(Extracted records)

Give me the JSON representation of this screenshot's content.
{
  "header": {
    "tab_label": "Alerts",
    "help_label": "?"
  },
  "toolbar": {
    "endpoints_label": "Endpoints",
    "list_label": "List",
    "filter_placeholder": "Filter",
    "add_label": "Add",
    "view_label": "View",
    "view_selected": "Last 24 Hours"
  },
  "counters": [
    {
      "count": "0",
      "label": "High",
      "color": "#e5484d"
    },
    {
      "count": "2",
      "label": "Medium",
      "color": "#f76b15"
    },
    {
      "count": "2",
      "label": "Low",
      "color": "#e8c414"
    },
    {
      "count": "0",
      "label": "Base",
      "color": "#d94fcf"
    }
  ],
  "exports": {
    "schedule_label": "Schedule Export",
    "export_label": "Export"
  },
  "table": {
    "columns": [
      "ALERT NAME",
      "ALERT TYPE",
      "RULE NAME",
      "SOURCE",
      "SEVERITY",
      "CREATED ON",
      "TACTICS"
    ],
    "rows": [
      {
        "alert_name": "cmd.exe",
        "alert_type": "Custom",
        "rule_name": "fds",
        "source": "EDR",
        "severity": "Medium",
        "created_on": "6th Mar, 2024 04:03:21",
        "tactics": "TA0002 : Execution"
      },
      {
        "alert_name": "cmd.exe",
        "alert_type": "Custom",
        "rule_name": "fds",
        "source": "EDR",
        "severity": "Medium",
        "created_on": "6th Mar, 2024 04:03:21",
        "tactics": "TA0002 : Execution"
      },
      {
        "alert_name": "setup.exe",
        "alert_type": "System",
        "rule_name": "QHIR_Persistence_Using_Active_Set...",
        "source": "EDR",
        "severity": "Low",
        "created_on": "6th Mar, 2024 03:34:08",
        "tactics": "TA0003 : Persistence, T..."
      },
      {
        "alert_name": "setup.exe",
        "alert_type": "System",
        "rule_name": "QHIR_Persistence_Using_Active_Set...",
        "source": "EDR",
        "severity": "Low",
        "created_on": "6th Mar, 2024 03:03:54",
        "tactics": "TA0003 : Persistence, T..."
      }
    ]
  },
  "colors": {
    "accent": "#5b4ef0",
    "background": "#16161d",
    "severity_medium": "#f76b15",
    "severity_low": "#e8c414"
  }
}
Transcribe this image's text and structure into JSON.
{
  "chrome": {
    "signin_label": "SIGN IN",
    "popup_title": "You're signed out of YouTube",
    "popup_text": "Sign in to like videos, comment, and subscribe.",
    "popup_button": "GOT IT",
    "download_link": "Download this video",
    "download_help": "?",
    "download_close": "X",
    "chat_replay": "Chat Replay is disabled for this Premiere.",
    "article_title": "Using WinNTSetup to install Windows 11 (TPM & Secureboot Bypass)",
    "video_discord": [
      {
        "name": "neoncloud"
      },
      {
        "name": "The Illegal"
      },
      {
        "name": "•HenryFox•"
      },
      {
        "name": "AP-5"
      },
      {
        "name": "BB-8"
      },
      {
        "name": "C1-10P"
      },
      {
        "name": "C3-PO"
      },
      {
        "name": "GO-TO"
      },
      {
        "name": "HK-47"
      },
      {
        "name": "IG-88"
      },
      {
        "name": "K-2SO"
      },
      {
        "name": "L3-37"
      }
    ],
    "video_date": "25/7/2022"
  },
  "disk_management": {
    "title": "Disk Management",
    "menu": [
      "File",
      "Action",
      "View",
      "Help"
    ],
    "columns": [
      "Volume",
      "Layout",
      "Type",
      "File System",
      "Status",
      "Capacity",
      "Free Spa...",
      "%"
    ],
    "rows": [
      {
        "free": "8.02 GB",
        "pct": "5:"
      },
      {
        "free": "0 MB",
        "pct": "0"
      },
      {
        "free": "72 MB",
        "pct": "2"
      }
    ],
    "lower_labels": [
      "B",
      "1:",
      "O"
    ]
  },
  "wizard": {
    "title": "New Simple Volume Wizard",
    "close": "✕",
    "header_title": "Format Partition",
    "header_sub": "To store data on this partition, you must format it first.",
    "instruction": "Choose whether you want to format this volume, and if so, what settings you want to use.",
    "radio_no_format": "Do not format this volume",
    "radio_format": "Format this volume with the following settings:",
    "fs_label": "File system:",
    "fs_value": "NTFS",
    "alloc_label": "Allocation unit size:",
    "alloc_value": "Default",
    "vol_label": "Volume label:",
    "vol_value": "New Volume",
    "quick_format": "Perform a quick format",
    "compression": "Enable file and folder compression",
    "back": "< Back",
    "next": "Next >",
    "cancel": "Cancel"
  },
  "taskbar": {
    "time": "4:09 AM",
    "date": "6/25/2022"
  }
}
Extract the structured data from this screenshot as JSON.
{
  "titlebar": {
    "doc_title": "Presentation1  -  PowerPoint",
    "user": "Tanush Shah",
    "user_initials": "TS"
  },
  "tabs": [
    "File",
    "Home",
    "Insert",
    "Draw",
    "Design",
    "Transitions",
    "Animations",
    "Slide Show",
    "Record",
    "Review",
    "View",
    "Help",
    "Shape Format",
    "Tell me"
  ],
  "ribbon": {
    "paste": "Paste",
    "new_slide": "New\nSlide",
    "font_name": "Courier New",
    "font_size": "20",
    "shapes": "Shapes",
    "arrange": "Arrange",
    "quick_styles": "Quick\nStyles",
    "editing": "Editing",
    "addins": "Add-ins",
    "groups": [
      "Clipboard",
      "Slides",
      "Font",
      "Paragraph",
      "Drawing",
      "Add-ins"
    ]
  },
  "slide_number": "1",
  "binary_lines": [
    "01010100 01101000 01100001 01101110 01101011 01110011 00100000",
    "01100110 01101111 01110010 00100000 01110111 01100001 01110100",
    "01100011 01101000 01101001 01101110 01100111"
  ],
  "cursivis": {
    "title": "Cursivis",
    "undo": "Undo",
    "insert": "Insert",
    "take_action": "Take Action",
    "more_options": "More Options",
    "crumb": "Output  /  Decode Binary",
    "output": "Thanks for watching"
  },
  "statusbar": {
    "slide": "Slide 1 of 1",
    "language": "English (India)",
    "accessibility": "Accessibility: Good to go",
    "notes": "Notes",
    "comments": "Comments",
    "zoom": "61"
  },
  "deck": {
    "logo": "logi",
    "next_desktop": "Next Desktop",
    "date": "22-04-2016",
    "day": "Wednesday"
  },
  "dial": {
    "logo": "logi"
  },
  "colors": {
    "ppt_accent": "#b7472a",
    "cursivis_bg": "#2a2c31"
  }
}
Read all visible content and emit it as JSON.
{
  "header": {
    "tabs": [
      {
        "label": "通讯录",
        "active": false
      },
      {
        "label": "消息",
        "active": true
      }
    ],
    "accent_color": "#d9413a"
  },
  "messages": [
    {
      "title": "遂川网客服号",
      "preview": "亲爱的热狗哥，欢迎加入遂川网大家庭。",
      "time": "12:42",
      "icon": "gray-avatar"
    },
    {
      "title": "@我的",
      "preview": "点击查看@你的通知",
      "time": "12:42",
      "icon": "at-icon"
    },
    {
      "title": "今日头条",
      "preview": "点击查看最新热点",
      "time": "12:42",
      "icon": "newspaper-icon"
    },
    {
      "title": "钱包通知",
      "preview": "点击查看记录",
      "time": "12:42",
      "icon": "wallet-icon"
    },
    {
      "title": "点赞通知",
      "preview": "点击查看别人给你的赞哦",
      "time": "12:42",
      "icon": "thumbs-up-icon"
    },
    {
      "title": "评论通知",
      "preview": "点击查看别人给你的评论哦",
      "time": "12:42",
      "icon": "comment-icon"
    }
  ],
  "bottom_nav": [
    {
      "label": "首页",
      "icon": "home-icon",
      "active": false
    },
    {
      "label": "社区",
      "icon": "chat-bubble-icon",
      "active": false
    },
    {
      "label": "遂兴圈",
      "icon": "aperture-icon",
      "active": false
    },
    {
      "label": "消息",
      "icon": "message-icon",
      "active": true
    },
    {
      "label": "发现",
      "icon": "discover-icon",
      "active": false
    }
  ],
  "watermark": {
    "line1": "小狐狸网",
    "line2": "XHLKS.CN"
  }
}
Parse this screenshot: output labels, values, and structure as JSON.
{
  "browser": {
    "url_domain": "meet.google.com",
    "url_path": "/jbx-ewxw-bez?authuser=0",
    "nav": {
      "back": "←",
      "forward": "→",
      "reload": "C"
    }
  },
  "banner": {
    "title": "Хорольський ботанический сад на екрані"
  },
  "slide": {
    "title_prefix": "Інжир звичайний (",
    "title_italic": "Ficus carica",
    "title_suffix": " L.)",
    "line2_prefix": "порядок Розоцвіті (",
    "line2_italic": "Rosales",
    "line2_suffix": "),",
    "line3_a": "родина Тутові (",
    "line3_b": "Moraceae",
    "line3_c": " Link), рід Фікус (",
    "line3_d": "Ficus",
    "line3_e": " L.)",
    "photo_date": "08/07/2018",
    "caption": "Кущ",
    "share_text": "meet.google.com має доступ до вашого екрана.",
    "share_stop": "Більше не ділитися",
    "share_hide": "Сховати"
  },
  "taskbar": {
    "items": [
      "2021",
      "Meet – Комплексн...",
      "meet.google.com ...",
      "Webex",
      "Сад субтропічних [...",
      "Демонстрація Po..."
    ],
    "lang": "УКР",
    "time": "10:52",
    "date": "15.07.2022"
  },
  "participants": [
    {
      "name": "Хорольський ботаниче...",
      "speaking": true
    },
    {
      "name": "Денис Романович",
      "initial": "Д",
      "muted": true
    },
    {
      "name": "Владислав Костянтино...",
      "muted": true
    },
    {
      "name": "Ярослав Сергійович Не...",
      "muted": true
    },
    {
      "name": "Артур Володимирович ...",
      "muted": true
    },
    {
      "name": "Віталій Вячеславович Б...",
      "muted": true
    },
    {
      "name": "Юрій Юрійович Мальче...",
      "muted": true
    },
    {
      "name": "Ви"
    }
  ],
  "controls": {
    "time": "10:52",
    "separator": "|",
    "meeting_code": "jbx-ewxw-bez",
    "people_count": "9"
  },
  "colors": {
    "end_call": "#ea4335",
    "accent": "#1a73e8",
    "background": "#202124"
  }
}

**TASK TO CARRY OUT**
Copy out every line of the data that includes the word "background".

**FULL SOLUTION**
    "background": "#16161d",
    "background": "#202124"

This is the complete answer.